• [What the exercise asks]: Please write out the breaker-wall passage between "FIG. 20 shows" and "road sections 40A.", inclusive.

• [Document excerpt]:
FIG. 20 shows another embodiment of the present invention shown generally as 10A which differs primarily from the embodiment shown in FIG. 1 in that the gussets 36a are supporting vertical breaker walls 38A having pass through apertures 41A. This is to be contrasted with the embodiment shown in FIG. 1 wherein the breaker walls 38 are inclined, i.e., some of the dynamic force exerted by the tidal surge is dissipated as a vertical force vector. In FIG. 20, barrier walls 43A are supported by gussets 40A while roadway sections 44A are anchored to spaced columns 74 and supports 45 which can be integrally or monolithically formed with barrier walls 43A and/or gussets 40A to support road sections 40A.

• [Dataset]:
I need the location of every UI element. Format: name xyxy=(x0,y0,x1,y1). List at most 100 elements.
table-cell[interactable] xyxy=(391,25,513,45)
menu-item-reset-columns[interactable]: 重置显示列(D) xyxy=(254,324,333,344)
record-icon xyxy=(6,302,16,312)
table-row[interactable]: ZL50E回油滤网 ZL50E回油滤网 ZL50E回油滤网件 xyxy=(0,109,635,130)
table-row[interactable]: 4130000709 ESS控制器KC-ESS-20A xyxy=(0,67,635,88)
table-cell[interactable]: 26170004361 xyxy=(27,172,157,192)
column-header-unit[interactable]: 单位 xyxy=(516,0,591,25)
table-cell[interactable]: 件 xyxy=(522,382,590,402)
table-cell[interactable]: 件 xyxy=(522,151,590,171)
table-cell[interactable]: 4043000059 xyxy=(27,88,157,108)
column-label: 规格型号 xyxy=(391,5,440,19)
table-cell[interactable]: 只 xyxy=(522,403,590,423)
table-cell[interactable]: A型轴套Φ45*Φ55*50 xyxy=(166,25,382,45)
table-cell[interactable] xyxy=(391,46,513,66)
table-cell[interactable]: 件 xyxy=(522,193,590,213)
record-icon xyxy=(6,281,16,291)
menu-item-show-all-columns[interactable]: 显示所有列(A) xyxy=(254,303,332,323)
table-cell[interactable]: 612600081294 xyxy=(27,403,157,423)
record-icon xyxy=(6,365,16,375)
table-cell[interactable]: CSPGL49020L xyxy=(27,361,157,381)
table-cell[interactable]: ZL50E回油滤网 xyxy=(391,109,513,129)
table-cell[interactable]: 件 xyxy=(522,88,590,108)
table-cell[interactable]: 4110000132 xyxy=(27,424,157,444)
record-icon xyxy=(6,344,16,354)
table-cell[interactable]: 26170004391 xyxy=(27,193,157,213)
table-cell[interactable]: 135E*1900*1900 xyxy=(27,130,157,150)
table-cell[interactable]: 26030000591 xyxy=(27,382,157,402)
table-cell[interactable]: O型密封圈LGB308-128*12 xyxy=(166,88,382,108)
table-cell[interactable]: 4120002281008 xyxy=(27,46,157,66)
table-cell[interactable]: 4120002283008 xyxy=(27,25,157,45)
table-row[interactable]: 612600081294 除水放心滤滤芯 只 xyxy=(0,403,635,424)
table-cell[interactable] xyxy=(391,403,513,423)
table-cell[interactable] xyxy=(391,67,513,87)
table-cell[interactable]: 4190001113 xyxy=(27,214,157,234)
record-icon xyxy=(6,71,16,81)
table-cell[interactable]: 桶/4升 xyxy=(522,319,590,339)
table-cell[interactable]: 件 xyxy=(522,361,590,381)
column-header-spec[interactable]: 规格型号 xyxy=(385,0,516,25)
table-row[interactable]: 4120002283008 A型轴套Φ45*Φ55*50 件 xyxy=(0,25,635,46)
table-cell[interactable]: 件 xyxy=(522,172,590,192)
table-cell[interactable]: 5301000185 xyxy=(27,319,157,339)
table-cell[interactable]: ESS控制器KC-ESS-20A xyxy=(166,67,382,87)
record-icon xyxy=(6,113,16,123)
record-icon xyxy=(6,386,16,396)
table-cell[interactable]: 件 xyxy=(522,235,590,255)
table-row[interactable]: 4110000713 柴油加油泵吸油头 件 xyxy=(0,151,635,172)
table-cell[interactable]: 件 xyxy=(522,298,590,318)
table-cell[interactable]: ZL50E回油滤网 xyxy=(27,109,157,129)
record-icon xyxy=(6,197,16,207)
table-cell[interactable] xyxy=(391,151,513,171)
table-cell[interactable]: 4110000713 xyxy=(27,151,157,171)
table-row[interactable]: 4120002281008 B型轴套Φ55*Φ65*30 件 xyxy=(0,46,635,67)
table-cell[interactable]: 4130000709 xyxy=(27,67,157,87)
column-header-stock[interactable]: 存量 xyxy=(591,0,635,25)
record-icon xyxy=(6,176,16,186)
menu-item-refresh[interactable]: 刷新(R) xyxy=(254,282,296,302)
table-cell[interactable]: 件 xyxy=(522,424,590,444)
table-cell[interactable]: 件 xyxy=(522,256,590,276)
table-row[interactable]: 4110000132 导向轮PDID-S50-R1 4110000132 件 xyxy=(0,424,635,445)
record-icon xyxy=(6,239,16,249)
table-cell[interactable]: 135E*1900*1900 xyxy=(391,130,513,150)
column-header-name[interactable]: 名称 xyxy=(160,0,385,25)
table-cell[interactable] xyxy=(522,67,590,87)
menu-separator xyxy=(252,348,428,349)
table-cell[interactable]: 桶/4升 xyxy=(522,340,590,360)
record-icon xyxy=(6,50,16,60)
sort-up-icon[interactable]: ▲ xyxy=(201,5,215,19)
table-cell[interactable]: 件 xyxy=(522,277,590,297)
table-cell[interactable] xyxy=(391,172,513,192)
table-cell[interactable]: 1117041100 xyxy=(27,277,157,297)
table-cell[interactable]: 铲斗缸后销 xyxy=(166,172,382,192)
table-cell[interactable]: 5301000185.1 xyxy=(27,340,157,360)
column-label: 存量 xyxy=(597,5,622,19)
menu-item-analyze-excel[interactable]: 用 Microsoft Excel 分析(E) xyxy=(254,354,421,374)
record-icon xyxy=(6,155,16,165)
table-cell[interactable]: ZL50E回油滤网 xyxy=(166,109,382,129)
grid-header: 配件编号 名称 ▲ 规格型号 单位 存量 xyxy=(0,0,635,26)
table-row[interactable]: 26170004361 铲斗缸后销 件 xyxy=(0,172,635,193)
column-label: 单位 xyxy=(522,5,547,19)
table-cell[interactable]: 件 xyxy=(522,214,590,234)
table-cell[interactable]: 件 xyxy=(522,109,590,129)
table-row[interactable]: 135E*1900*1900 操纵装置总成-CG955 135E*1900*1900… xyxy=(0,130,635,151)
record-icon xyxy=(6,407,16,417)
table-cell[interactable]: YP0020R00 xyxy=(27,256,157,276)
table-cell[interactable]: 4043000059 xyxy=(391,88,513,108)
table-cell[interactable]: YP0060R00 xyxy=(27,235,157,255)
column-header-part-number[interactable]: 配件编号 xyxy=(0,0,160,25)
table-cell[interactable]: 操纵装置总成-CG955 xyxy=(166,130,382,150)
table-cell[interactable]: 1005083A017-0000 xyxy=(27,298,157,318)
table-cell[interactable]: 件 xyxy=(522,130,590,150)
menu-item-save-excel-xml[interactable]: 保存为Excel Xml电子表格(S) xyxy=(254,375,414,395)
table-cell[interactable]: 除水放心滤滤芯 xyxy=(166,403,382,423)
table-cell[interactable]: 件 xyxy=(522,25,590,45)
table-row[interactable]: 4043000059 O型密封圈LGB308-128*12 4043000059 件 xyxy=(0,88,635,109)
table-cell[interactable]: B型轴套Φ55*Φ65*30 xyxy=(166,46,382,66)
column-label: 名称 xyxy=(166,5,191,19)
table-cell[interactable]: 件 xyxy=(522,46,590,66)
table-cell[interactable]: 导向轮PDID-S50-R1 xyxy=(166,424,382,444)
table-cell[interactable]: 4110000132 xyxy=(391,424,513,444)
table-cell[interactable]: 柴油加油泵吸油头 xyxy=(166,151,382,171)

• [Written reply]:
FIG. 20 shows another embodiment of the present invention shown generally as 10A which differs primarily from the embodiment shown in FIG. 1 in that the gussets 36a are supporting vertical breaker walls 38A having pass through apertures 41A. This is to be contrasted with the embodiment shown in FIG. 1 wherein the breaker walls 38 are inclined, i.e., some of the dynamic force exerted by the tidal surge is dissipated as a vertical force vector. In FIG. 20, barrier walls 43A are supported by gussets 40A while roadway sections 44A are anchored to spaced columns 74 and supports 45 which can be integrally or monolithically formed with barrier walls 43A and/or gussets 40A to support road sections 40A.